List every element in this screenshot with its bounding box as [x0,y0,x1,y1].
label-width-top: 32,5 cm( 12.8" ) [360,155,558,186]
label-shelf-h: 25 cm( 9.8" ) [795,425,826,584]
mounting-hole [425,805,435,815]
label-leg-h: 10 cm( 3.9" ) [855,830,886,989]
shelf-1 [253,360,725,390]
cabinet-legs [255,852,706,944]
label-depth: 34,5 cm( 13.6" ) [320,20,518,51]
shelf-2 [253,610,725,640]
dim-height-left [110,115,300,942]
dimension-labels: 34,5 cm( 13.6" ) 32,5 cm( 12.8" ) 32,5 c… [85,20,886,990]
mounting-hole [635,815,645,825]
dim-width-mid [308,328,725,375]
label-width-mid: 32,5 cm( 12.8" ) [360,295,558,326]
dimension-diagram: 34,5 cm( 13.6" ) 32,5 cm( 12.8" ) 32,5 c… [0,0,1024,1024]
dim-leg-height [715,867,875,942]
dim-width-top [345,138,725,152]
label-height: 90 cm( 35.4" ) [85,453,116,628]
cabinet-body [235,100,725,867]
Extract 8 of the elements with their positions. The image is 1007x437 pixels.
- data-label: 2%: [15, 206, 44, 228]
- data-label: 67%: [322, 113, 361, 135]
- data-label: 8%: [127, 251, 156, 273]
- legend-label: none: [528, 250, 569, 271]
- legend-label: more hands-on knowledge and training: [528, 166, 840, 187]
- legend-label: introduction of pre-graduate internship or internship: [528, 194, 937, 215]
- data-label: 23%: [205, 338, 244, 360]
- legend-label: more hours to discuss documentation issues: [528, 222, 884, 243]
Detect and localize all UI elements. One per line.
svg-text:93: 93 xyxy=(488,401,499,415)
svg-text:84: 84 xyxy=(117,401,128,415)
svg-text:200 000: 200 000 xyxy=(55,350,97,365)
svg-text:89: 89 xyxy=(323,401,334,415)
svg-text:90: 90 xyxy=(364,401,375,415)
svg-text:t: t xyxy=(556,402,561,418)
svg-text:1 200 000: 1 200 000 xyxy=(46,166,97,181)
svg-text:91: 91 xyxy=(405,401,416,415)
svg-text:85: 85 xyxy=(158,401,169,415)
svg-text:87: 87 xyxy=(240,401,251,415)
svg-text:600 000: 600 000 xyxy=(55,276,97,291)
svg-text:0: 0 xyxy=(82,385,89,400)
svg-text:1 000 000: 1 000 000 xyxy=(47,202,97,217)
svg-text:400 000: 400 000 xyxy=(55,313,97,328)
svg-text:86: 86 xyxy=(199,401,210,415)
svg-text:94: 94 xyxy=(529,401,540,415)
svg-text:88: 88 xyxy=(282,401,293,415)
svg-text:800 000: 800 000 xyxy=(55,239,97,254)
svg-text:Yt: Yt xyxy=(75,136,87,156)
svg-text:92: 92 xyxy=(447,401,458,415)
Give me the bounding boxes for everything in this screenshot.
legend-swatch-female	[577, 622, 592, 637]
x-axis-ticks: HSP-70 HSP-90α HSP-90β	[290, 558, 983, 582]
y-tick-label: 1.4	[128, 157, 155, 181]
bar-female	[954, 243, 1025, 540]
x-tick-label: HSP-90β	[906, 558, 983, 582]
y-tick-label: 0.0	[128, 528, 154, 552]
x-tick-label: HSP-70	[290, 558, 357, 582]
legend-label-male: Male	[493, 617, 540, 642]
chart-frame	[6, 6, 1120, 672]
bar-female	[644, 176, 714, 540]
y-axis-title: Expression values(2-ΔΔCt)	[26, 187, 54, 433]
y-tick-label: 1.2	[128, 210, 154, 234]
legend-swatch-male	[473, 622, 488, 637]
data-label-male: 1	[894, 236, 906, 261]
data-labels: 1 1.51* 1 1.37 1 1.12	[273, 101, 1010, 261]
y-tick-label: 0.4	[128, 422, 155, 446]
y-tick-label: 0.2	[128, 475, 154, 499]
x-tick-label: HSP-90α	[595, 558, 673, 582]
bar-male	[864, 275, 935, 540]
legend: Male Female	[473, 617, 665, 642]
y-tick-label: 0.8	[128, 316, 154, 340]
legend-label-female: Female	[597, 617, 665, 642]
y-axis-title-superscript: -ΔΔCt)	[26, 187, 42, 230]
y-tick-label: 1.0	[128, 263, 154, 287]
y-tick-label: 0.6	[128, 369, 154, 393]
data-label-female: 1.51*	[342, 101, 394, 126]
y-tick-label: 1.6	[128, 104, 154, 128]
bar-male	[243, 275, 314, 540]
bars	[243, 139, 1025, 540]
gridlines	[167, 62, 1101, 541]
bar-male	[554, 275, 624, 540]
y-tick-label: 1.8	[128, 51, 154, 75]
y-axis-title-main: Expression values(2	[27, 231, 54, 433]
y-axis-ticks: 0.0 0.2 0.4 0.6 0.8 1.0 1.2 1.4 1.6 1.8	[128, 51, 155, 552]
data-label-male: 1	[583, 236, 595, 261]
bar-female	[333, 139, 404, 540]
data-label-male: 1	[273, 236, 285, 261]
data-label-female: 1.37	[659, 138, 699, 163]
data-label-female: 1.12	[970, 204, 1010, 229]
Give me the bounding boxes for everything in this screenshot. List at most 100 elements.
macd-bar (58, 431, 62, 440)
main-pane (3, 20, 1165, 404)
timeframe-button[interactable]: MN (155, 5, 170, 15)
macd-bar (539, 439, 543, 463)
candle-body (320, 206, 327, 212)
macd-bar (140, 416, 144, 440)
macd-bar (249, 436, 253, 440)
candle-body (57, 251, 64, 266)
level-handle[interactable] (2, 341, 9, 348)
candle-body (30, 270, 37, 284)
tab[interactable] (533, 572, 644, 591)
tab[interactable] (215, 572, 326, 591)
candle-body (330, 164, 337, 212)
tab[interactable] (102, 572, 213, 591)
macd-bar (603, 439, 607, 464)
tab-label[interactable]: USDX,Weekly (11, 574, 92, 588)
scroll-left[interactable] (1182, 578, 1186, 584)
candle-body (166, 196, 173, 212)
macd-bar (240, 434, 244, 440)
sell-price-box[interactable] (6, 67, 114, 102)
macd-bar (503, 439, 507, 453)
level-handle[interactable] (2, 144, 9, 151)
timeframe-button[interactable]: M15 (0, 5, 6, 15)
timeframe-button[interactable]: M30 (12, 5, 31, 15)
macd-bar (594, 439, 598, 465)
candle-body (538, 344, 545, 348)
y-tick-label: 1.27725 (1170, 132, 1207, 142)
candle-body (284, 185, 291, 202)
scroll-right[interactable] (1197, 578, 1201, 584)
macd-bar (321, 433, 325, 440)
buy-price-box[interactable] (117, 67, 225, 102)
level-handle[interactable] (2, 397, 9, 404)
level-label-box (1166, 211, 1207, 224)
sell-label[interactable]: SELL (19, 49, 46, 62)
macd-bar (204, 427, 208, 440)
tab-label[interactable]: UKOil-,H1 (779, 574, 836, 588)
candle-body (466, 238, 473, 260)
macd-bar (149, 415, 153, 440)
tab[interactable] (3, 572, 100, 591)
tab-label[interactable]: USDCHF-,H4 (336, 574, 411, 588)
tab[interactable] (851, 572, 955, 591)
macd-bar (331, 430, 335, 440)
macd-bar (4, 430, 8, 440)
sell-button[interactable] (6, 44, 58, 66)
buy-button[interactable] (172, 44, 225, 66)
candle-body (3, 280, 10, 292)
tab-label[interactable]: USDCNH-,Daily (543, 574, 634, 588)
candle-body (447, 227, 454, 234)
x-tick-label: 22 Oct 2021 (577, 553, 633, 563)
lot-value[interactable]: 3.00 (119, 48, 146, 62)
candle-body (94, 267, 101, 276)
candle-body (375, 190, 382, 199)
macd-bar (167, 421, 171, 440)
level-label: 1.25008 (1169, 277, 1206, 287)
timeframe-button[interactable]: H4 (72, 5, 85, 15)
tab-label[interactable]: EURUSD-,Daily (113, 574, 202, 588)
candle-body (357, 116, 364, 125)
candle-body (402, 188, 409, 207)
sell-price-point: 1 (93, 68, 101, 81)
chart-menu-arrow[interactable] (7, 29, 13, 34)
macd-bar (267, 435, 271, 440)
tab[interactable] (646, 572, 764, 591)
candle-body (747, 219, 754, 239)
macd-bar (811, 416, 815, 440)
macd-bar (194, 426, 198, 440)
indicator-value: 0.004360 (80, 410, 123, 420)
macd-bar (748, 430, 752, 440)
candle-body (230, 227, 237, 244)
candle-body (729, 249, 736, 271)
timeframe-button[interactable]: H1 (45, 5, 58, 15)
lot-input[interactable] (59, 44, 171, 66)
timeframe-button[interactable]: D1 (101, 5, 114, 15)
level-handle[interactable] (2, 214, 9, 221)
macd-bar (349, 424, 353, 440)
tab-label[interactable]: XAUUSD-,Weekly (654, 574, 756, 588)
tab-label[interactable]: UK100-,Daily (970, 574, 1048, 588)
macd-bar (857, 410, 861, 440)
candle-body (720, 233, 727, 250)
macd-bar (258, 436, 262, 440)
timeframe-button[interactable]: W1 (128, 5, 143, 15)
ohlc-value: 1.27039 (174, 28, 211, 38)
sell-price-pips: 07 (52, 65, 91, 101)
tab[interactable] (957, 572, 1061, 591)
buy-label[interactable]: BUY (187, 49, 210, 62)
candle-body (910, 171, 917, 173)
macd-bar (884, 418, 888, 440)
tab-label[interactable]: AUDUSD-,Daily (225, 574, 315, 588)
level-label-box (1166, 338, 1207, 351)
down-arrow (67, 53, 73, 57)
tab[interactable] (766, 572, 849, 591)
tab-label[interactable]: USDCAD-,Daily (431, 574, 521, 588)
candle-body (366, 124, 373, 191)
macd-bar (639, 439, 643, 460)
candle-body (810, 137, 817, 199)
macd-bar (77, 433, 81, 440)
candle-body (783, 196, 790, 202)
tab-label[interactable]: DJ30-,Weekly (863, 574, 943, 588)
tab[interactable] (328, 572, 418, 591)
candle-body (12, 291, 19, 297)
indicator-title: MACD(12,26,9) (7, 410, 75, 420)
========
Please copy the records above exactly as they stand, from the first line down to the line containing "- legend-label: none: [528, 250, 569, 271]", including that line.

● Task response
List every element in this screenshot with its bounding box as [x0,y0,x1,y1].
label-width-top: 32,5 cm( 12.8" ) [360,155,558,186]
label-shelf-h: 25 cm( 9.8" ) [795,425,826,584]
mounting-hole [425,805,435,815]
label-leg-h: 10 cm( 3.9" ) [855,830,886,989]
shelf-1 [253,360,725,390]
cabinet-legs [255,852,706,944]
label-depth: 34,5 cm( 13.6" ) [320,20,518,51]
shelf-2 [253,610,725,640]
dim-height-left [110,115,300,942]
dimension-labels: 34,5 cm( 13.6" ) 32,5 cm( 12.8" ) 32,5 c… [85,20,886,990]
mounting-hole [635,815,645,825]
dim-width-mid [308,328,725,375]
label-width-mid: 32,5 cm( 12.8" ) [360,295,558,326]
dimension-diagram: 34,5 cm( 13.6" ) 32,5 cm( 12.8" ) 32,5 c… [0,0,1024,1024]
dim-leg-height [715,867,875,942]
dim-width-top [345,138,725,152]
label-height: 90 cm( 35.4" ) [85,453,116,628]
cabinet-body [235,100,725,867]
Extract 8 of the elements with their positions. The image is 1007x437 pixels.
- data-label: 2%: [15, 206, 44, 228]
- data-label: 67%: [322, 113, 361, 135]
- data-label: 8%: [127, 251, 156, 273]
- legend-label: none: [528, 250, 569, 271]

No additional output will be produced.